[Extracted records]
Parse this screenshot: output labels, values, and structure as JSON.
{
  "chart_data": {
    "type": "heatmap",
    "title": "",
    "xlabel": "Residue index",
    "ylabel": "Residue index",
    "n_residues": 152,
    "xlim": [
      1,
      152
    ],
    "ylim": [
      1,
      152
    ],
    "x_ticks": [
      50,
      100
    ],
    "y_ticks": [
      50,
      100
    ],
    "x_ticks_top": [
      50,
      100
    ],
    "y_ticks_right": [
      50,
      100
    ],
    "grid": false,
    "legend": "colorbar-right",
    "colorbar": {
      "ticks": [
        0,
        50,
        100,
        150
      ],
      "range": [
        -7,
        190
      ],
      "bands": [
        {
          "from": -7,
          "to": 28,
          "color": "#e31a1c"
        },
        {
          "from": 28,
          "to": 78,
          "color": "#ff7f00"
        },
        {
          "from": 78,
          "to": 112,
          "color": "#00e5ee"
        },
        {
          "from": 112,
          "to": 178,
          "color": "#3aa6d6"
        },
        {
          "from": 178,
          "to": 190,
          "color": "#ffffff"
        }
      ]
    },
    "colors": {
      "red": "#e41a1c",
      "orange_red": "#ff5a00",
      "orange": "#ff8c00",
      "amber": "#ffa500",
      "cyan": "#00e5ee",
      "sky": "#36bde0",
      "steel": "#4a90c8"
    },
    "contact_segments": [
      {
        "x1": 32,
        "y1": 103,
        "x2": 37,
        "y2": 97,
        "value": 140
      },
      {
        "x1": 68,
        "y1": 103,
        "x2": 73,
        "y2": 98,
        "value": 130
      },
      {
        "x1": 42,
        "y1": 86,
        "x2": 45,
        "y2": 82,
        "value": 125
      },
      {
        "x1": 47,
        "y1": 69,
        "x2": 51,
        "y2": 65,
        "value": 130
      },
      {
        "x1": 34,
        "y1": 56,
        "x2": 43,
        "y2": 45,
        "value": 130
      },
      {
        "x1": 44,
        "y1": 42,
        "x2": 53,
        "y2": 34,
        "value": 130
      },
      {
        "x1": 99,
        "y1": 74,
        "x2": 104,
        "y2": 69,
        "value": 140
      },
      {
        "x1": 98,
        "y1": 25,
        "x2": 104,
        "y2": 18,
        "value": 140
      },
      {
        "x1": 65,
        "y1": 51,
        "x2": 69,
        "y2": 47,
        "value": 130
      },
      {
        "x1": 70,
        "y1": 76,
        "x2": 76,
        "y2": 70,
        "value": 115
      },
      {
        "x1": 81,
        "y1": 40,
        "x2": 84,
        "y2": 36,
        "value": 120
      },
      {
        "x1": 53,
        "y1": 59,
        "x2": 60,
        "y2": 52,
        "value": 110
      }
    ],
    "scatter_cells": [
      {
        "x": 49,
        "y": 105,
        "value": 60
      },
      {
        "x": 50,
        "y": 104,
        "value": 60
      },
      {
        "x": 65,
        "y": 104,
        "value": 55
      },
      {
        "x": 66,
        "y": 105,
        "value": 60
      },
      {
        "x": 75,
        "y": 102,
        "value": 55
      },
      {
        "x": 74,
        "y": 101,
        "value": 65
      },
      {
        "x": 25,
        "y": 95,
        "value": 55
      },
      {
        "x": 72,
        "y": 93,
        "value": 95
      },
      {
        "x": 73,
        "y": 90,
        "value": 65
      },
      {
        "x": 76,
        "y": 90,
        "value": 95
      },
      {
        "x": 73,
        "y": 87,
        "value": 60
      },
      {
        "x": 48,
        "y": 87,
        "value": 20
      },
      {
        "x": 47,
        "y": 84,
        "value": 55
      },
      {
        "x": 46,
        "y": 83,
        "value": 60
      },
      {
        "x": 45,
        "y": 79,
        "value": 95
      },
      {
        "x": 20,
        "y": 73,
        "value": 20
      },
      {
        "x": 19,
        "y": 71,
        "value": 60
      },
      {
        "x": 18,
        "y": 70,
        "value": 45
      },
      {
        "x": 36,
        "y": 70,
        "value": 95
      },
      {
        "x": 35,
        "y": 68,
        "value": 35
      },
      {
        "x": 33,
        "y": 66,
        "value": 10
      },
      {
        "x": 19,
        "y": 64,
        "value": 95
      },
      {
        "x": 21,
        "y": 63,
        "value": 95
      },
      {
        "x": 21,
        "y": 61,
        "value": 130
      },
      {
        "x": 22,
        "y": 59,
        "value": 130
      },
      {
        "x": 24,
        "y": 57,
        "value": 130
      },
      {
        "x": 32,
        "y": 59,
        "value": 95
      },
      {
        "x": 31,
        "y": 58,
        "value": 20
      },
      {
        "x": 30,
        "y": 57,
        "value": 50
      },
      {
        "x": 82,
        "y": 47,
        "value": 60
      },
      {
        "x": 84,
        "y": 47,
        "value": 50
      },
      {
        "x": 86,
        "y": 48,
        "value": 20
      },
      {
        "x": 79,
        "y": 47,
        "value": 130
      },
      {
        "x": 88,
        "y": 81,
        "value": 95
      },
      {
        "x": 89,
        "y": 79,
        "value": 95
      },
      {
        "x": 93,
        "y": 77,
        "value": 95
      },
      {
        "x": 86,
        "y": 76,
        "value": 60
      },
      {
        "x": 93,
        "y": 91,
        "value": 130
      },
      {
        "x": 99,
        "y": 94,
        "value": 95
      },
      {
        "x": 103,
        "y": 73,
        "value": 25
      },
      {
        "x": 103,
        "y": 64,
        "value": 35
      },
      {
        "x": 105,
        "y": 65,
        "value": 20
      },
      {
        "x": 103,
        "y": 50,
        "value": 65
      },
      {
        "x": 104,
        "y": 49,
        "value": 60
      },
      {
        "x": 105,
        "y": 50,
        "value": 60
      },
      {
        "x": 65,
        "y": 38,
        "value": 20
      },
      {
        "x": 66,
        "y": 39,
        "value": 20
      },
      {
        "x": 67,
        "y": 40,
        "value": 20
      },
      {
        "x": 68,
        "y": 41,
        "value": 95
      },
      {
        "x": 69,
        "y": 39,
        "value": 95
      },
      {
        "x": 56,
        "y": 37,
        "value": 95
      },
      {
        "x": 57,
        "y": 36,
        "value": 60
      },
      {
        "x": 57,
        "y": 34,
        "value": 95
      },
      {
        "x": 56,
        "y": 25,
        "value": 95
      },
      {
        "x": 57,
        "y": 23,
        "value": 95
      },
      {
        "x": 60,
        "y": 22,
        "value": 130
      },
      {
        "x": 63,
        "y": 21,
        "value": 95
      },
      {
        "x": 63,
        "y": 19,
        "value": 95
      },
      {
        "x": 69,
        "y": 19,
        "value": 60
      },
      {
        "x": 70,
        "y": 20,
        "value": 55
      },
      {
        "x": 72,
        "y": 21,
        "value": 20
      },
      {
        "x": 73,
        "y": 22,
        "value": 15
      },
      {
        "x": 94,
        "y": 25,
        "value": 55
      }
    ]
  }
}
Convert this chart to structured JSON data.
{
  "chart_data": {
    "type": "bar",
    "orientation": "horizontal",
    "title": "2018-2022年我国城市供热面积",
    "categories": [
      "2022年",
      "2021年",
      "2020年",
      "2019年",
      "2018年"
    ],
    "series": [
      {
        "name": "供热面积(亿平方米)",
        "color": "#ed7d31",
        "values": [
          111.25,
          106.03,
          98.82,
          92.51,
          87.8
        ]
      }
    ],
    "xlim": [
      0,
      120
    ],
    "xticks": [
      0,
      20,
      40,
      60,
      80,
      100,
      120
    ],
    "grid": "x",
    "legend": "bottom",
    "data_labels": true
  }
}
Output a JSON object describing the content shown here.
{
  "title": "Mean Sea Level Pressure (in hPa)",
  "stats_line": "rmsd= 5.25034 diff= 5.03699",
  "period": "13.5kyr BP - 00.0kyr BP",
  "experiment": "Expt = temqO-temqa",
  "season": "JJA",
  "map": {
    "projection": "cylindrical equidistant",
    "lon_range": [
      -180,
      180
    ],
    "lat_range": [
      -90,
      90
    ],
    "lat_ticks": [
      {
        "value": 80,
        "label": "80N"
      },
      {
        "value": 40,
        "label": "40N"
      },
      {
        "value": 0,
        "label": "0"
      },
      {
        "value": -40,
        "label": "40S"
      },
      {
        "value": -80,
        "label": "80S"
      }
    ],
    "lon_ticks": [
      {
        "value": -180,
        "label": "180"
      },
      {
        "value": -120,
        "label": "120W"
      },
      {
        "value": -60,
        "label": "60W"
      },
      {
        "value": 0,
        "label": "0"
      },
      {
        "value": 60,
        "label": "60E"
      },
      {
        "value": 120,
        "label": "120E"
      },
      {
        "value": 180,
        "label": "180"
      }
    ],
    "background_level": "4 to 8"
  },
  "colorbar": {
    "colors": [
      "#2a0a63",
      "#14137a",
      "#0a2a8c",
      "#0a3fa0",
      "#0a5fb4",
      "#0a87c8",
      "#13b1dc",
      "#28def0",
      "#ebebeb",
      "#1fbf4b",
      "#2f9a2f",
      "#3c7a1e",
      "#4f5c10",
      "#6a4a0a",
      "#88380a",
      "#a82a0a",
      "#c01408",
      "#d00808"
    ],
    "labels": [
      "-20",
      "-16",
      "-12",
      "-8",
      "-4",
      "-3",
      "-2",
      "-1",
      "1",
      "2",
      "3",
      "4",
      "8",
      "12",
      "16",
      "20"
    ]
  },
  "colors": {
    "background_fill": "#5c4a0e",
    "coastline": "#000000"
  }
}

- [Objective]
Every line that holds the word "values" should be extracted.

- [Response]
Parse this screenshot: output labels, values, and structure as JSON.
        "values": [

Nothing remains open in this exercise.